#### Exercise brief:
Tally the lines of the listing that contain the string "ambo". Give the number and nothing else.

Stored items:
┄┄┄┄┄┄
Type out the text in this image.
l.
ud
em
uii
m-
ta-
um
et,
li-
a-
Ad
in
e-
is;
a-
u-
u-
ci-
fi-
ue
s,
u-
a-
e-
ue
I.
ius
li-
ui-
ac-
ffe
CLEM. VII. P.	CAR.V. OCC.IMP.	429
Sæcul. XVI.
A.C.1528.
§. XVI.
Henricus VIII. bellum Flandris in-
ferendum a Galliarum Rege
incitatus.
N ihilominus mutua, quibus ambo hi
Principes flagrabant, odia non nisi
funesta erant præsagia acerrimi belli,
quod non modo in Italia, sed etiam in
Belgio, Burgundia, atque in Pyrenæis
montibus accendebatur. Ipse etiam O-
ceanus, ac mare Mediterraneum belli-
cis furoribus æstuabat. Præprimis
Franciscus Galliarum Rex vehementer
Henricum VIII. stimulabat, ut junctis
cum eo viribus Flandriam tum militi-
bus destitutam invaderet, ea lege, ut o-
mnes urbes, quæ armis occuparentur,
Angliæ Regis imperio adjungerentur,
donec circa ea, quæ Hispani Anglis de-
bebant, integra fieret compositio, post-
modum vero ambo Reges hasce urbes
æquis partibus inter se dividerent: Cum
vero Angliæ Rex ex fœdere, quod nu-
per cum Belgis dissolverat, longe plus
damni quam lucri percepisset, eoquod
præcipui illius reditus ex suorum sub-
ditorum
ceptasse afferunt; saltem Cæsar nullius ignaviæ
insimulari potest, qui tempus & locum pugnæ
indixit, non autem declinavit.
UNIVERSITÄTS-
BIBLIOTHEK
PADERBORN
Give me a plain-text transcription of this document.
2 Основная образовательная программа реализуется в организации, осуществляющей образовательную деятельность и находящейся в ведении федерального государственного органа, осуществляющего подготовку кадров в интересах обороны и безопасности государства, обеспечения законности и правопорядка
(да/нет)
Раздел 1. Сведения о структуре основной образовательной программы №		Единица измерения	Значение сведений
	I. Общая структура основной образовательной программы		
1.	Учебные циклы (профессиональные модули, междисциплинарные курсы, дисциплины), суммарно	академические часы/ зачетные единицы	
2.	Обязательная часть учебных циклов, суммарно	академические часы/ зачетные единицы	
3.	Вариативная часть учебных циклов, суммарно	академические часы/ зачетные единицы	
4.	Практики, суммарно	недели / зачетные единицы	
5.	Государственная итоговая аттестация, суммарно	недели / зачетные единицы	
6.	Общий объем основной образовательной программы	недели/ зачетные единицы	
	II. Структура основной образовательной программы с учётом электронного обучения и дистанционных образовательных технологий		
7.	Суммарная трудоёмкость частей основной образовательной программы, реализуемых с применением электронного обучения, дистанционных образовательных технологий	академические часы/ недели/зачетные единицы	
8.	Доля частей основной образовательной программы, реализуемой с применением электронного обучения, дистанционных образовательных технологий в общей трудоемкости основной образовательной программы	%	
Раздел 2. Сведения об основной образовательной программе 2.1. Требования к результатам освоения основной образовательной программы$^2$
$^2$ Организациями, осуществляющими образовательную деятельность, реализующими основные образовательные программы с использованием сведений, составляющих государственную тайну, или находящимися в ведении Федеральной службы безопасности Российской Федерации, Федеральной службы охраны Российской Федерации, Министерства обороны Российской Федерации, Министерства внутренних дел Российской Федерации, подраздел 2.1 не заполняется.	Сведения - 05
┄┄┄┄┄┄
#### Worked answer:
2